[Figure record extracts]
■ ■ ■ ■ ■

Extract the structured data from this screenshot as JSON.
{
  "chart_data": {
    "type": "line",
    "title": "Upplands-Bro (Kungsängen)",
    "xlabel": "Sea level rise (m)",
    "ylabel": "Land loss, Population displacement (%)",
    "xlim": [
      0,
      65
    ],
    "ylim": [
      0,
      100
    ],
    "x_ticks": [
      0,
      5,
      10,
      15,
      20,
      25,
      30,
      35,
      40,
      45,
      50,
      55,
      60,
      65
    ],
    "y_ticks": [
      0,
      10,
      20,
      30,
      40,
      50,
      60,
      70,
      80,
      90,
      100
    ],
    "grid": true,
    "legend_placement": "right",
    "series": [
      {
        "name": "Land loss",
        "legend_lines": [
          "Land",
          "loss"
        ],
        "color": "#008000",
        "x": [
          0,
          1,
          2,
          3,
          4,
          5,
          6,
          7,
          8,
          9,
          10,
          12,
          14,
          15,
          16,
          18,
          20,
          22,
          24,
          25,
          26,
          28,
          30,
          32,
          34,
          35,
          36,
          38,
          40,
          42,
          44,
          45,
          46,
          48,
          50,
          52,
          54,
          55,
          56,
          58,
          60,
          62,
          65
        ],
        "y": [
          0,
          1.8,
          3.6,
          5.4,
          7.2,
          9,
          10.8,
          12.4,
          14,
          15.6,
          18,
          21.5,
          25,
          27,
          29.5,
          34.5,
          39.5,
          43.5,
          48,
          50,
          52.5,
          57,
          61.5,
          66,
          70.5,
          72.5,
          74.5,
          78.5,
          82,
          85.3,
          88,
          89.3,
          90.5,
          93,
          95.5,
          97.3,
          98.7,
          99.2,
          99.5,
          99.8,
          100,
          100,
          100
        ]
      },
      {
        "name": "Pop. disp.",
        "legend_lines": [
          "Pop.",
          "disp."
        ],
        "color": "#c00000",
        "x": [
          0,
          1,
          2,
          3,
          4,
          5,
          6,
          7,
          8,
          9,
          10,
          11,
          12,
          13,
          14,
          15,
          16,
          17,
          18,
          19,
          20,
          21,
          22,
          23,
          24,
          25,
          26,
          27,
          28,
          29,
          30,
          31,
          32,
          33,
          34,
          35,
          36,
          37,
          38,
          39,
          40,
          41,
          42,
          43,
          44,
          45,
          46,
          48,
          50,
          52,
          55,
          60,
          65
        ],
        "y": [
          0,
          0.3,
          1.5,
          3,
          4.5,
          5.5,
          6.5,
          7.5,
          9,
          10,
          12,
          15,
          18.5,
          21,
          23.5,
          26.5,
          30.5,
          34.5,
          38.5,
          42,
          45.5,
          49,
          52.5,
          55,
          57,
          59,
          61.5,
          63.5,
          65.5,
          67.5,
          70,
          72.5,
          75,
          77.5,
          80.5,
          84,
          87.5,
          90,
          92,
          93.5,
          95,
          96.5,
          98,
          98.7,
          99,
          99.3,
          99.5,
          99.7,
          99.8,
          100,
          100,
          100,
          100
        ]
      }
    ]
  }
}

■ ■ ■ ■ ■

--- Set task ---
Extract all of the data exactly as written.

--- Solution to this exercise ---
Extract the structured data from this screenshot as JSON.
{
  "chart_data": {
    "type": "line",
    "title": "Upplands-Bro (Kungsängen)",
    "xlabel": "Sea level rise (m)",
    "ylabel": "Land loss, Population displacement (%)",
    "xlim": [
      0,
      65
    ],
    "ylim": [
      0,
      100
    ],
    "x_ticks": [
      0,
      5,
      10,
      15,
      20,
      25,
      30,
      35,
      40,
      45,
      50,
      55,
      60,
      65
    ],
    "y_ticks": [
      0,
      10,
      20,
      30,
      40,
      50,
      60,
      70,
      80,
      90,
      100
    ],
    "grid": true,
    "legend_placement": "right",
    "series": [
      {
        "name": "Land loss",
        "legend_lines": [
          "Land",
          "loss"
        ],
        "color": "#008000",
        "x": [
          0,
          1,
          2,
          3,
          4,
          5,
          6,
          7,
          8,
          9,
          10,
          12,
          14,
          15,
          16,
          18,
          20,
          22,
          24,
          25,
          26,
          28,
          30,
          32,
          34,
          35,
          36,
          38,
          40,
          42,
          44,
          45,
          46,
          48,
          50,
          52,
          54,
          55,
          56,
          58,
          60,
          62,
          65
        ],
        "y": [
          0,
          1.8,
          3.6,
          5.4,
          7.2,
          9,
          10.8,
          12.4,
          14,
          15.6,
          18,
          21.5,
          25,
          27,
          29.5,
          34.5,
          39.5,
          43.5,
          48,
          50,
          52.5,
          57,
          61.5,
          66,
          70.5,
          72.5,
          74.5,
          78.5,
          82,
          85.3,
          88,
          89.3,
          90.5,
          93,
          95.5,
          97.3,
          98.7,
          99.2,
          99.5,
          99.8,
          100,
          100,
          100
        ]
      },
      {
        "name": "Pop. disp.",
        "legend_lines": [
          "Pop.",
          "disp."
        ],
        "color": "#c00000",
        "x": [
          0,
          1,
          2,
          3,
          4,
          5,
          6,
          7,
          8,
          9,
          10,
          11,
          12,
          13,
          14,
          15,
          16,
          17,
          18,
          19,
          20,
          21,
          22,
          23,
          24,
          25,
          26,
          27,
          28,
          29,
          30,
          31,
          32,
          33,
          34,
          35,
          36,
          37,
          38,
          39,
          40,
          41,
          42,
          43,
          44,
          45,
          46,
          48,
          50,
          52,
          55,
          60,
          65
        ],
        "y": [
          0,
          0.3,
          1.5,
          3,
          4.5,
          5.5,
          6.5,
          7.5,
          9,
          10,
          12,
          15,
          18.5,
          21,
          23.5,
          26.5,
          30.5,
          34.5,
          38.5,
          42,
          45.5,
          49,
          52.5,
          55,
          57,
          59,
          61.5,
          63.5,
          65.5,
          67.5,
          70,
          72.5,
          75,
          77.5,
          80.5,
          84,
          87.5,
          90,
          92,
          93.5,
          95,
          96.5,
          98,
          98.7,
          99,
          99.3,
          99.5,
          99.7,
          99.8,
          100,
          100,
          100,
          100
        ]
      }
    ]
  }
}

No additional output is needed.